| YOUR INSTRUCTIONS |
Would you copy only the lines below, beginning with the one that contains "Transcribe this image's" and running through the last entry line?

─── DATA FOR PROCESSING

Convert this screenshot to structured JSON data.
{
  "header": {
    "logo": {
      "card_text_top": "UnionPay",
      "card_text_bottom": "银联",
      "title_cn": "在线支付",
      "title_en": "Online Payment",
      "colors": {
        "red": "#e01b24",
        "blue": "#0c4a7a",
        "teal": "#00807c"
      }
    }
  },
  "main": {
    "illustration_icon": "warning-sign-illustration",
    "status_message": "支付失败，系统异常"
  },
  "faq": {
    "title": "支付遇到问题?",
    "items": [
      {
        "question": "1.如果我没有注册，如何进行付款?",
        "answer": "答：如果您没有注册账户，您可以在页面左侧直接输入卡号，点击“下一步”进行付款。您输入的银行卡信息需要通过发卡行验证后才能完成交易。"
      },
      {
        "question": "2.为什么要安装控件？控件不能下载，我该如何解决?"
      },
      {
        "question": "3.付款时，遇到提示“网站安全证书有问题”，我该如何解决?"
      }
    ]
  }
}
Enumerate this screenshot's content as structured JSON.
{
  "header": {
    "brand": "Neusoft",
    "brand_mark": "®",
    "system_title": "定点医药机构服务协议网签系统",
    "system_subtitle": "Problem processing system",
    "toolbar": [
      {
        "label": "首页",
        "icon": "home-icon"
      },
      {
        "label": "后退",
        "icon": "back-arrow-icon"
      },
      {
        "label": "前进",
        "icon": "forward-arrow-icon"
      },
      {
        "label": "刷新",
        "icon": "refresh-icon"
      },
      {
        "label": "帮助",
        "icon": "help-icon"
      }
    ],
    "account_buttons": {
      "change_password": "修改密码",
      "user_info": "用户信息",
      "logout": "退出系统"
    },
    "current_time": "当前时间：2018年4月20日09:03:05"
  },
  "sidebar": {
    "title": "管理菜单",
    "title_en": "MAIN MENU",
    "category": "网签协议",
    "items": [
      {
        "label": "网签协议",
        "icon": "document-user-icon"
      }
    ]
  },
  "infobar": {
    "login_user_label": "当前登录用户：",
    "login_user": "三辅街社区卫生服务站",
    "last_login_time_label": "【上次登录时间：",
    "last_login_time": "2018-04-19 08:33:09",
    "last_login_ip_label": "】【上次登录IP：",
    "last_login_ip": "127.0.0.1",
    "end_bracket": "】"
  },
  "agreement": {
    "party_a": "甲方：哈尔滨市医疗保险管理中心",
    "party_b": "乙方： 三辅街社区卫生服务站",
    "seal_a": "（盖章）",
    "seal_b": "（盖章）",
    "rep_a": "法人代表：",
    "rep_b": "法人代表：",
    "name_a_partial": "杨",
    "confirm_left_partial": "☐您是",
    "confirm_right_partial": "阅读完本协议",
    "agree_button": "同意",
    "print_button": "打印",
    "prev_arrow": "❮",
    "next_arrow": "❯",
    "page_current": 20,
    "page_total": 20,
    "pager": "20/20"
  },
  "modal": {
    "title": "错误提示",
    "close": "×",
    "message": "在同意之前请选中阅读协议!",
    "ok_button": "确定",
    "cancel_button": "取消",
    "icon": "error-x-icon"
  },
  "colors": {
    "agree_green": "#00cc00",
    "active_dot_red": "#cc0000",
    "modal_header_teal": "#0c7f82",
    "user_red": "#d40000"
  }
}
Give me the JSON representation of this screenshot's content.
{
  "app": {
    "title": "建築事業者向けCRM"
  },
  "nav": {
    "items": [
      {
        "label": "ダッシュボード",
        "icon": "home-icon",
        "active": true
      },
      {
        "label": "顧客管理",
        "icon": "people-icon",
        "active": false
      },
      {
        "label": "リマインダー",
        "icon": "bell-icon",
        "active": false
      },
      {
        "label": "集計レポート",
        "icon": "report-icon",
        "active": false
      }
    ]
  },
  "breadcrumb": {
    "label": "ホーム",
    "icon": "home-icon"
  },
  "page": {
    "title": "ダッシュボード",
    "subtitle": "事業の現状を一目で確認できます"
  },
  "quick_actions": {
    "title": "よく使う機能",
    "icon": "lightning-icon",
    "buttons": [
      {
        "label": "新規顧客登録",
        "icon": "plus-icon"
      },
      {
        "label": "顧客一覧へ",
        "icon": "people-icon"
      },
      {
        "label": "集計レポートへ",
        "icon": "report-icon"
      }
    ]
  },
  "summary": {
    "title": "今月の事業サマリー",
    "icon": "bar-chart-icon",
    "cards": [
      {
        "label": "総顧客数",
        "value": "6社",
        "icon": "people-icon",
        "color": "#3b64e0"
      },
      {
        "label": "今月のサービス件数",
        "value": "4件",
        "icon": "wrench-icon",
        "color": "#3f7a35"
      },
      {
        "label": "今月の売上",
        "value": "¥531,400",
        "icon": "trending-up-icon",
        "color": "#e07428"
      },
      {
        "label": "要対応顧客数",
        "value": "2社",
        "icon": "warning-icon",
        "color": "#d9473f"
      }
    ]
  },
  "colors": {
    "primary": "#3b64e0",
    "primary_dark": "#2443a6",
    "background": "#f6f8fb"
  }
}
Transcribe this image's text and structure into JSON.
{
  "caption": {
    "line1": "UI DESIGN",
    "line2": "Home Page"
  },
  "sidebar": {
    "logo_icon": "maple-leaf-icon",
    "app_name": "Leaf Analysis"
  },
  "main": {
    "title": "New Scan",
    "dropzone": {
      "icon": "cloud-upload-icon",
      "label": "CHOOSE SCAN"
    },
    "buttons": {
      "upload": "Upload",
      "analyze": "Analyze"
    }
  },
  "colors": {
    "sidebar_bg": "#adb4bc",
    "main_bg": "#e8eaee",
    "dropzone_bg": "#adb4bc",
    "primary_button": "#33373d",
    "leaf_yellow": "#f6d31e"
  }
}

──────

| RESULT FOR THIS EXERCISE |
Transcribe this image's text and structure into JSON.
{
  "caption": {
    "line1": "UI DESIGN",
    "line2": "Home Page"
  },
  "sidebar": {
    "logo_icon": "maple-leaf-icon",
    "app_name": "Leaf Analysis"
  },
  "main": {
    "title": "New Scan",
    "dropzone": {
      "icon": "cloud-upload-icon",
      "label": "CHOOSE SCAN"
    },
    "buttons": {
      "upload": "Upload",
      "analyze": "Analyze"
    }
  },
  "colors": {
    "sidebar_bg": "#adb4bc",
    "main_bg": "#e8eaee",
    "dropzone_bg": "#adb4bc",
    "primary_button": "#33373d",
    "leaf_yellow": "#f6d31e"
  }
}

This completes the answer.